## Direction
List each line holding the string "которую".

════════════════

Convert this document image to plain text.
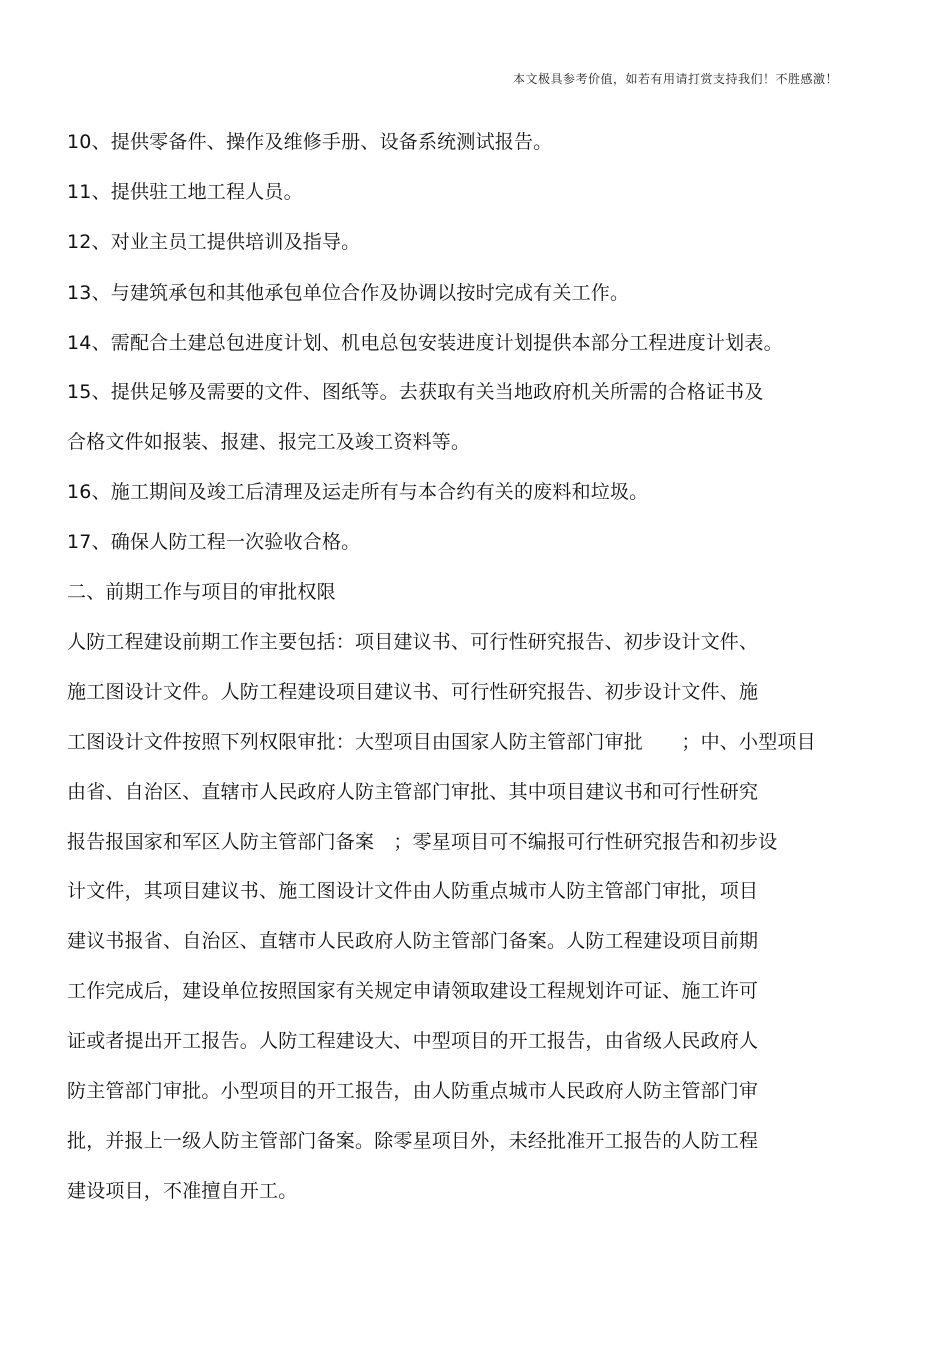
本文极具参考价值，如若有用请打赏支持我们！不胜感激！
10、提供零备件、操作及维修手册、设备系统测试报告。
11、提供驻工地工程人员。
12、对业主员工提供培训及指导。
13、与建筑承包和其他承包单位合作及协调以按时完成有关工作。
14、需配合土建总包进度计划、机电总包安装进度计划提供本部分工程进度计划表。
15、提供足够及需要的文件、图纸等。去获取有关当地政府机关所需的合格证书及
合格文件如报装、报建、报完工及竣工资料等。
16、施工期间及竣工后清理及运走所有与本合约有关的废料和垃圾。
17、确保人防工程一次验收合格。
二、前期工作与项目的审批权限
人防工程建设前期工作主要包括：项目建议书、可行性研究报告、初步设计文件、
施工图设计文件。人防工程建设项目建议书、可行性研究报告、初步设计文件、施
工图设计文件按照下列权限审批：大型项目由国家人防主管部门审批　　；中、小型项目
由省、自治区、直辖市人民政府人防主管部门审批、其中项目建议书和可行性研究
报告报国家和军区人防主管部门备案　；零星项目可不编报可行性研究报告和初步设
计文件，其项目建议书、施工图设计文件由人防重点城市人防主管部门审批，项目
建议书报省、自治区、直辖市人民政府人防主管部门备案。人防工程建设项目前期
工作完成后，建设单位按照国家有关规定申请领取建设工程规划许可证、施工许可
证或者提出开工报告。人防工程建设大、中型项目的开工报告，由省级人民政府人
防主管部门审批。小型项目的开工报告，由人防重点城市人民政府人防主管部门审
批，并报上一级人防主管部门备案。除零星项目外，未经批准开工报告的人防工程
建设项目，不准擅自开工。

════════════════

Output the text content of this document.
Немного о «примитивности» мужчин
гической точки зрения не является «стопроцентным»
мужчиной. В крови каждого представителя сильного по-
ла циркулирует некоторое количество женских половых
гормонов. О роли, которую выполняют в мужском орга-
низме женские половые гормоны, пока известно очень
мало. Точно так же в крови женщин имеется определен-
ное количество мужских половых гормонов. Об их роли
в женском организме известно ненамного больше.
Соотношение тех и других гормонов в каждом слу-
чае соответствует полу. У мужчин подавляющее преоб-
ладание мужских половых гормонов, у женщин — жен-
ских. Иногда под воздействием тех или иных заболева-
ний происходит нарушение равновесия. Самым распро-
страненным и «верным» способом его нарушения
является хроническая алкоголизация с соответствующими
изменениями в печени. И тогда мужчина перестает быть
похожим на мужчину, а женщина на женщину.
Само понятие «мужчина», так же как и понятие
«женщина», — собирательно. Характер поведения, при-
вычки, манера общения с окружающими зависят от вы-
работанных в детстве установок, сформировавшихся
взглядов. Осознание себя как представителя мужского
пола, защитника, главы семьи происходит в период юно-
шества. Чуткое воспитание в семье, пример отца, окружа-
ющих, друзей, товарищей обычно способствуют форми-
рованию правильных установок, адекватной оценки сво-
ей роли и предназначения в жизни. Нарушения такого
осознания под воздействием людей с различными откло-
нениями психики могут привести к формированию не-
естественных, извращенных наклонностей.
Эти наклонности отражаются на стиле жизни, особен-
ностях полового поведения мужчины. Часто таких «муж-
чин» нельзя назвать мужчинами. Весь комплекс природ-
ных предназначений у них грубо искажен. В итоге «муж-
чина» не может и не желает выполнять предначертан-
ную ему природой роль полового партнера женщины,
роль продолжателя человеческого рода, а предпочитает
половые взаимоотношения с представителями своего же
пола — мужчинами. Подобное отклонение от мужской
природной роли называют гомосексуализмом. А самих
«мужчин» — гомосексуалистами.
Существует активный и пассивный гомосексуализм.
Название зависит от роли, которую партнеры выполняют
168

════════════════

## Reply
гормонов. О роли, которую выполняют в мужском орга-
Название зависит от роли, которую партнеры выполняют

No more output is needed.